Task brief ::
Locate each line with the string "this" in the listing below and copy it.

Records for processing ::

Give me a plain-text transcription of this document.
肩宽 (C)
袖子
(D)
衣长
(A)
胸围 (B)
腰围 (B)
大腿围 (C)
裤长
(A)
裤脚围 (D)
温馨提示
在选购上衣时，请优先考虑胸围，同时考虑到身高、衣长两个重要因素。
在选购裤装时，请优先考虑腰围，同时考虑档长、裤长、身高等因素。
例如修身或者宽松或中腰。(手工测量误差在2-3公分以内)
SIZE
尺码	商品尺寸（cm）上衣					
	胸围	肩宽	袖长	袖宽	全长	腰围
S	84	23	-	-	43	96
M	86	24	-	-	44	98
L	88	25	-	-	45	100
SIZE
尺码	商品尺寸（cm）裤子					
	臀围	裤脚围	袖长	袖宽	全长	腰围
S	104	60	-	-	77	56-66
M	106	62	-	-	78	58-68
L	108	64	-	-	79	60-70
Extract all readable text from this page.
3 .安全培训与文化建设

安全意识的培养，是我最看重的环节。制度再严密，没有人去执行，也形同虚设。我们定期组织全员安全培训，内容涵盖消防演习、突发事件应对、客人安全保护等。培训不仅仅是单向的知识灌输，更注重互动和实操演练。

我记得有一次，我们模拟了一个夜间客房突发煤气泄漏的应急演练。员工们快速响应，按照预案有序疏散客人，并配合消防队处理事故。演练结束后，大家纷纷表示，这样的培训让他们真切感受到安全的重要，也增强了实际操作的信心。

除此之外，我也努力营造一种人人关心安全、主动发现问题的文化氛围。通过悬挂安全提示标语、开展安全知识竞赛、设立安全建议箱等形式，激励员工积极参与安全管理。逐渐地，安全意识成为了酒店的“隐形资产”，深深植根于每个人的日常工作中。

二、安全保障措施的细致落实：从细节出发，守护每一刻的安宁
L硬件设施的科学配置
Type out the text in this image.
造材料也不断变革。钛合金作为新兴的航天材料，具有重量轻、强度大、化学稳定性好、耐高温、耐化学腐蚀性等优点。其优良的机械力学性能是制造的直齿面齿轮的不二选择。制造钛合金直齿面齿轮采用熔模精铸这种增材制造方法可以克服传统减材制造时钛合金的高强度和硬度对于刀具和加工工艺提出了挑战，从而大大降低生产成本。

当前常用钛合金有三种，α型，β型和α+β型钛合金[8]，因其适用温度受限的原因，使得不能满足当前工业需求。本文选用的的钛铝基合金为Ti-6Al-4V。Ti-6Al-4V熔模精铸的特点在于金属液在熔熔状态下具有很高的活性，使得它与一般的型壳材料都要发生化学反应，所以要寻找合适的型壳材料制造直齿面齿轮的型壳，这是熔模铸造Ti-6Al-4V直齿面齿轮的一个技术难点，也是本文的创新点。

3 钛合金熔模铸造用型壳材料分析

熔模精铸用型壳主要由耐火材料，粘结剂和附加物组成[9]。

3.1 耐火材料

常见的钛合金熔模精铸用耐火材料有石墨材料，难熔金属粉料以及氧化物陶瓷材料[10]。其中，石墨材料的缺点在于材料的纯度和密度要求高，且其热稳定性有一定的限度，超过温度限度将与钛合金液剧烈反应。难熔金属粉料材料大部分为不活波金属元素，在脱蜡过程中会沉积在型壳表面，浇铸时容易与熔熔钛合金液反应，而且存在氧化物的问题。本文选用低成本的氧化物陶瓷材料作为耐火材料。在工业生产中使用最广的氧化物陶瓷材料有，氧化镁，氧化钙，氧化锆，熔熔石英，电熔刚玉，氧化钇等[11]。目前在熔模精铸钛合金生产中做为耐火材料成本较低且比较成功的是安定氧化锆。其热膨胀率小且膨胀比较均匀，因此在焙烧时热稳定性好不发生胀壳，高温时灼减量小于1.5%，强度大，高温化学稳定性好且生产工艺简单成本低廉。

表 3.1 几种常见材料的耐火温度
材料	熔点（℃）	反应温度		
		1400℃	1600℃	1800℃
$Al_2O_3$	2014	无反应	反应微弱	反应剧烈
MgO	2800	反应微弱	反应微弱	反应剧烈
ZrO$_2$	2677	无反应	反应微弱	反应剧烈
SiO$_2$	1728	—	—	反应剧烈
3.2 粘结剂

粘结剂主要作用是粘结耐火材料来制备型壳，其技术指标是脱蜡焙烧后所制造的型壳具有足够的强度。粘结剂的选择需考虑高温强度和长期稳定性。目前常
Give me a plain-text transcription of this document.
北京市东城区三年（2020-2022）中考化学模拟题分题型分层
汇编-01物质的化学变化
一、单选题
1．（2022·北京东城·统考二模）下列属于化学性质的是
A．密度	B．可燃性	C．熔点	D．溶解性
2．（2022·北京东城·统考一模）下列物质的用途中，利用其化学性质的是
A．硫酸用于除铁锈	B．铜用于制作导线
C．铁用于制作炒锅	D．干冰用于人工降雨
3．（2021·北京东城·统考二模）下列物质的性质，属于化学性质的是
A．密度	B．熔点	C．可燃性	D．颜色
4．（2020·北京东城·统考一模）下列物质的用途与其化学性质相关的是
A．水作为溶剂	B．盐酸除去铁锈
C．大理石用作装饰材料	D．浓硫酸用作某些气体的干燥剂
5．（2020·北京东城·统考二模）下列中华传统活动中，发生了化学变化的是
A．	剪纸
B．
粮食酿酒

Result ::
Give me a plain-text transcription of this document.
Extract all readable text from this page.
Type out the text in this image.
Give me a plain-text transcription of this document.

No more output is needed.